### DATASET RECORDS
- - -

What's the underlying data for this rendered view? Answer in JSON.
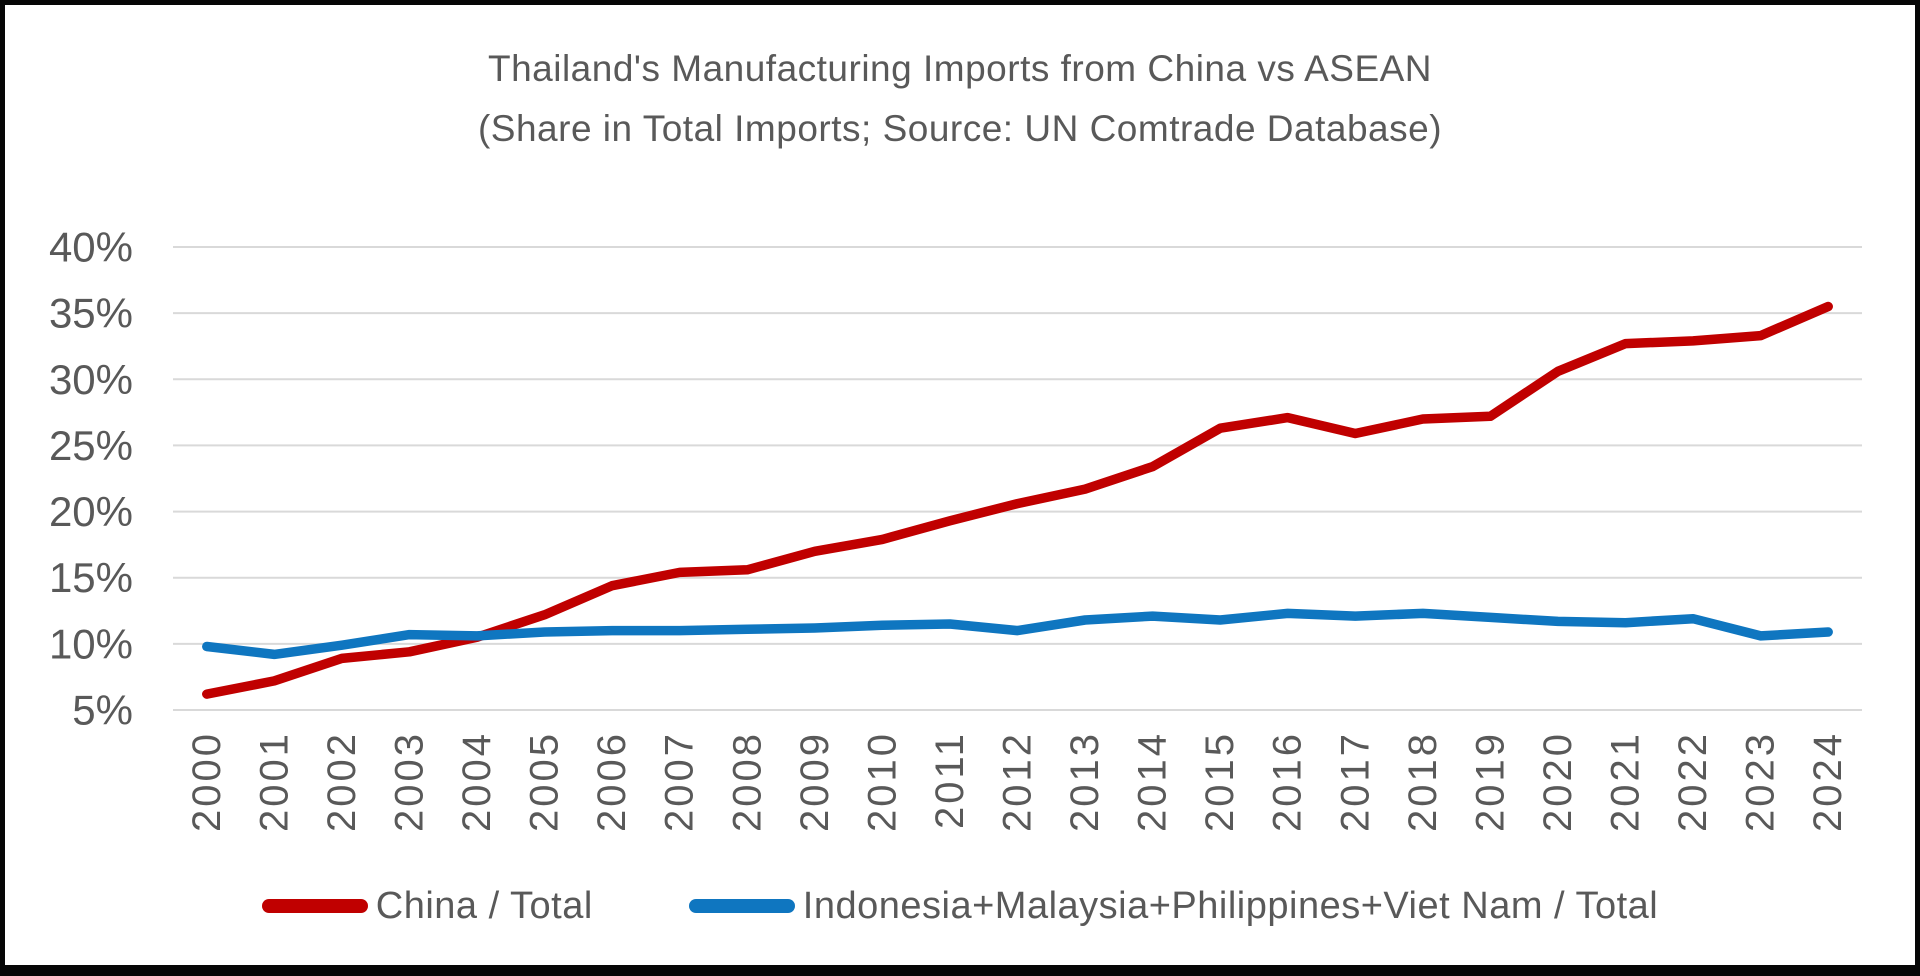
{
  "title": {
    "line1": "Thailand's Manufacturing Imports from China vs ASEAN",
    "line2": "(Share in Total Imports; Source: UN Comtrade Database)"
  },
  "colors": {
    "background": "#FFFFFF",
    "border": "#060606",
    "text": "#595959",
    "gridline": "#D9D9D9",
    "china_red": "#C00000",
    "asean_blue": "#0F76C0"
  },
  "legend": {
    "items": [
      {
        "id": "china",
        "label": "China / Total",
        "color": "#C00000"
      },
      {
        "id": "asean4",
        "label": "Indonesia+Malaysia+Philippines+Viet Nam / Total",
        "color": "#0F76C0"
      }
    ]
  },
  "chart_data": {
    "type": "line",
    "title": "Thailand's Manufacturing Imports from China vs ASEAN",
    "subtitle": "(Share in Total Imports; Source: UN Comtrade Database)",
    "xlabel": "",
    "ylabel": "",
    "grid": true,
    "legend_position": "bottom",
    "x": [
      2000,
      2001,
      2002,
      2003,
      2004,
      2005,
      2006,
      2007,
      2008,
      2009,
      2010,
      2011,
      2012,
      2013,
      2014,
      2015,
      2016,
      2017,
      2018,
      2019,
      2020,
      2021,
      2022,
      2023,
      2024
    ],
    "y_axis": {
      "min": 5,
      "max": 40,
      "step": 5,
      "unit": "%",
      "ticks": [
        {
          "value": 40,
          "label": "40%"
        },
        {
          "value": 35,
          "label": "35%"
        },
        {
          "value": 30,
          "label": "30%"
        },
        {
          "value": 25,
          "label": "25%"
        },
        {
          "value": 20,
          "label": "20%"
        },
        {
          "value": 15,
          "label": "15%"
        },
        {
          "value": 10,
          "label": "10%"
        },
        {
          "value": 5,
          "label": "5%"
        }
      ]
    },
    "series": [
      {
        "id": "china",
        "name": "China / Total",
        "color": "#C00000",
        "values": [
          6.2,
          7.2,
          8.9,
          9.4,
          10.5,
          12.2,
          14.4,
          15.4,
          15.6,
          17.0,
          17.9,
          19.3,
          20.6,
          21.7,
          23.4,
          26.3,
          27.1,
          25.9,
          27.0,
          27.2,
          30.6,
          32.7,
          32.9,
          33.3,
          35.5
        ]
      },
      {
        "id": "asean4",
        "name": "Indonesia+Malaysia+Philippines+Viet Nam / Total",
        "color": "#0F76C0",
        "values": [
          9.8,
          9.2,
          9.9,
          10.7,
          10.6,
          10.9,
          11.0,
          11.0,
          11.1,
          11.2,
          11.4,
          11.5,
          11.0,
          11.8,
          12.1,
          11.8,
          12.3,
          12.1,
          12.3,
          12.0,
          11.7,
          11.6,
          11.9,
          10.6,
          10.9
        ]
      }
    ]
  }
}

- - -

Repeat all the records above exactly, leaving out any pictures.

### RESPONSE BELOW
What's the underlying data for this rendered view? Answer in JSON.
{
  "title": {
    "line1": "Thailand's Manufacturing Imports from China vs ASEAN",
    "line2": "(Share in Total Imports; Source: UN Comtrade Database)"
  },
  "colors": {
    "background": "#FFFFFF",
    "border": "#060606",
    "text": "#595959",
    "gridline": "#D9D9D9",
    "china_red": "#C00000",
    "asean_blue": "#0F76C0"
  },
  "legend": {
    "items": [
      {
        "id": "china",
        "label": "China / Total",
        "color": "#C00000"
      },
      {
        "id": "asean4",
        "label": "Indonesia+Malaysia+Philippines+Viet Nam / Total",
        "color": "#0F76C0"
      }
    ]
  },
  "chart_data": {
    "type": "line",
    "title": "Thailand's Manufacturing Imports from China vs ASEAN",
    "subtitle": "(Share in Total Imports; Source: UN Comtrade Database)",
    "xlabel": "",
    "ylabel": "",
    "grid": true,
    "legend_position": "bottom",
    "x": [
      2000,
      2001,
      2002,
      2003,
      2004,
      2005,
      2006,
      2007,
      2008,
      2009,
      2010,
      2011,
      2012,
      2013,
      2014,
      2015,
      2016,
      2017,
      2018,
      2019,
      2020,
      2021,
      2022,
      2023,
      2024
    ],
    "y_axis": {
      "min": 5,
      "max": 40,
      "step": 5,
      "unit": "%",
      "ticks": [
        {
          "value": 40,
          "label": "40%"
        },
        {
          "value": 35,
          "label": "35%"
        },
        {
          "value": 30,
          "label": "30%"
        },
        {
          "value": 25,
          "label": "25%"
        },
        {
          "value": 20,
          "label": "20%"
        },
        {
          "value": 15,
          "label": "15%"
        },
        {
          "value": 10,
          "label": "10%"
        },
        {
          "value": 5,
          "label": "5%"
        }
      ]
    },
    "series": [
      {
        "id": "china",
        "name": "China / Total",
        "color": "#C00000",
        "values": [
          6.2,
          7.2,
          8.9,
          9.4,
          10.5,
          12.2,
          14.4,
          15.4,
          15.6,
          17.0,
          17.9,
          19.3,
          20.6,
          21.7,
          23.4,
          26.3,
          27.1,
          25.9,
          27.0,
          27.2,
          30.6,
          32.7,
          32.9,
          33.3,
          35.5
        ]
      },
      {
        "id": "asean4",
        "name": "Indonesia+Malaysia+Philippines+Viet Nam / Total",
        "color": "#0F76C0",
        "values": [
          9.8,
          9.2,
          9.9,
          10.7,
          10.6,
          10.9,
          11.0,
          11.0,
          11.1,
          11.2,
          11.4,
          11.5,
          11.0,
          11.8,
          12.1,
          11.8,
          12.3,
          12.1,
          12.3,
          12.0,
          11.7,
          11.6,
          11.9,
          10.6,
          10.9
        ]
      }
    ]
  }
}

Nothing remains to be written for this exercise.